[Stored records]
------------------------------------------------

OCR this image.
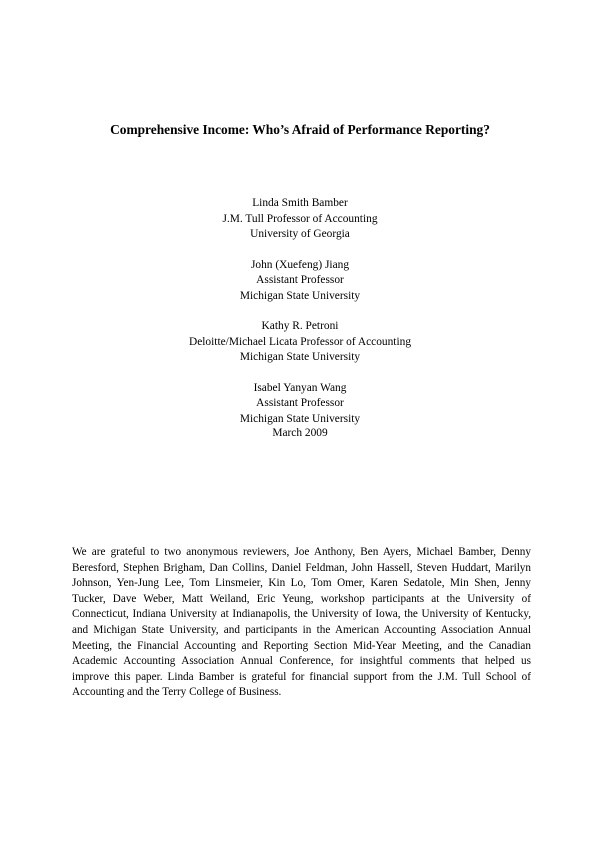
Comprehensive Income: Who’s Afraid of Performance Reporting?
Linda Smith Bamber
J.M. Tull Professor of Accounting
University of Georgia
John (Xuefeng) Jiang
Assistant Professor
Michigan State University
Kathy R. Petroni
Deloitte/Michael Licata Professor of Accounting
Michigan State University
Isabel Yanyan Wang
Assistant Professor
Michigan State University
March 2009

We are grateful to two anonymous reviewers, Joe Anthony, Ben Ayers, Michael Bamber, Denny Beresford, Stephen Brigham, Dan Collins, Daniel Feldman, John Hassell, Steven Huddart, Marilyn Johnson, Yen-Jung Lee, Tom Linsmeier, Kin Lo, Tom Omer, Karen Sedatole, Min Shen, Jenny Tucker, Dave Weber, Matt Weiland, Eric Yeung, workshop participants at the University of Connecticut, Indiana University at Indianapolis, the University of Iowa, the University of Kentucky, and Michigan State University, and participants in the American Accounting Association Annual Meeting, the Financial Accounting and Reporting Section Mid-Year Meeting, and the Canadian Academic Accounting Association Annual Conference, for insightful comments that helped us improve this paper. Linda Bamber is grateful for financial support from the J.M. Tull School of Accounting and the Terry College of Business.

------------------------------------------------

Task objective: Go through the material line by line. Show each line that contains the string "Accounting".

Result of the exercise:
J.M. Tull Professor of Accounting
Deloitte/Michael Licata Professor of Accounting
We are grateful to two anonymous reviewers, Joe Anthony, Ben Ayers, Michael Bamber, Denny Beresford, Stephen Brigham, Dan Collins, Daniel Feldman, John Hassell, Steven Huddart, Marilyn Johnson, Yen-Jung Lee, Tom Linsmeier, Kin Lo, Tom Omer, Karen Sedatole, Min Shen, Jenny Tucker, Dave Weber, Matt Weiland, Eric Yeung, workshop participants at the University of Connecticut, Indiana University at Indianapolis, the University of Iowa, the University of Kentucky, and Michigan State University, and participants in the American Accounting Association Annual Meeting, the Financial Accounting and Reporting Section Mid-Year Meeting, and the Canadian Academic Accounting Association Annual Conference, for insightful comments that helped us improve this paper. Linda Bamber is grateful for financial support from the J.M. Tull School of Accounting and the Terry College of Business.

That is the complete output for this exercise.